● **WHAT YOU ARE ASKED TO DO**
Please carry the piece below about Lionel Jospin's book on Napoleon forward, starting right after its final sentence.

● **PAGE TEXT**
Shaving one morning, the radio tuned to France Inter, I got the clear tones of Lionel Jospin laying out the options in the Ukraine affair. Impressive. Looking him up on Wikipedia, he moved from the Communist Party to join the Socialists. A university teacher and economist by trade he was first secretary for the Socialists, stood for President and lost against Chirac in 1995 and held the post of Premier Ministre when Mitterand introduced the 35 hour week. 

 

He has recently published Le Mal Napoléonien. Meat for me because I have never been able to fathom out how Napoleon got away with causing so much havoc in Europe, Egypt, Spain, and finally Russia. Jospin examines what for him is the misplaced ‘gloire’ attached to his name; quite brave for a Frenchman! His book follows Napoleon’s fifteen year trail and asks if the goals set out, the means and sacrifices demanded and the results obtained were fruitful. Jospin’s conclusion is ‘nul point’ on everything.

 

He admits in the foreword that enough has been written about the history of Napoleon. His book is more about the effect Bonapartism had on the nation at the time and how it lingers on to the present day. Bonapartism being, maybe, the desire to let a good man have his head. Ridiculously risky.

 

The 1789 trauma and the reign of terror created the desire for a strong leader to maintain order and stability. Napoleon, famously, quelled a food riot in July 1789 using his canonry expertise. Attracting attention this Corsican aristocrat was called 

upon by a handful of men (Barras, Lucien Bonaparte (his brother),Cambacérès, Roger Ducos , Fouché , and Talleyrand) to head up a coup d’état in November 1799. He already had some battles under his belt in Italy.

● **INFORMATION SHOWN**
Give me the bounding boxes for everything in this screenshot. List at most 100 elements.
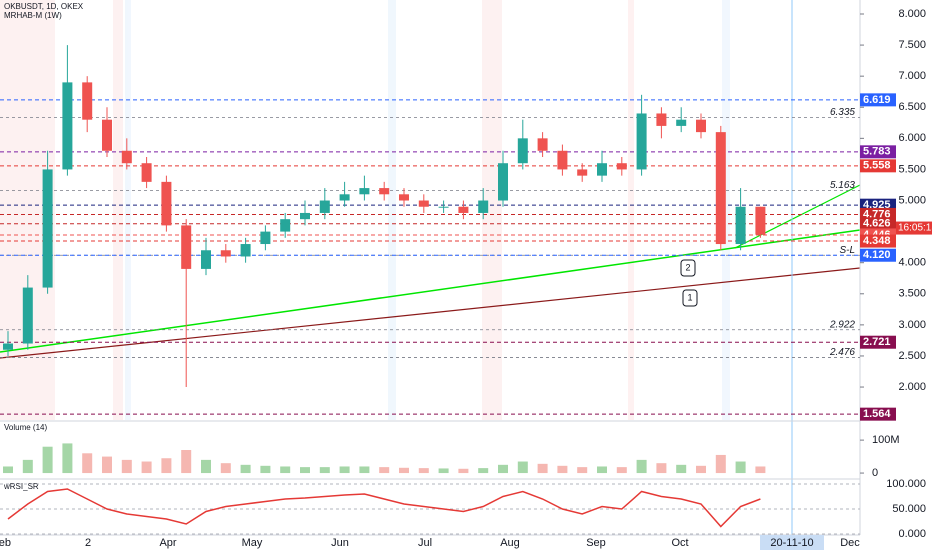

● **EXERCISE RESULT**
The coup d’état successfully formed the Consulat, leaving existing institutions but completely subverting them all one way or another. Napoleon became lifetime consulate, then Emperor. Even the church was subverted with prayers for his success and lip service to the glorious revolution of the French people. Interestingly, the revolution had not given every man a right to vote, not to mention women. Voting was for a selected group of people who then chose people to form a government. This was the path to steal the state.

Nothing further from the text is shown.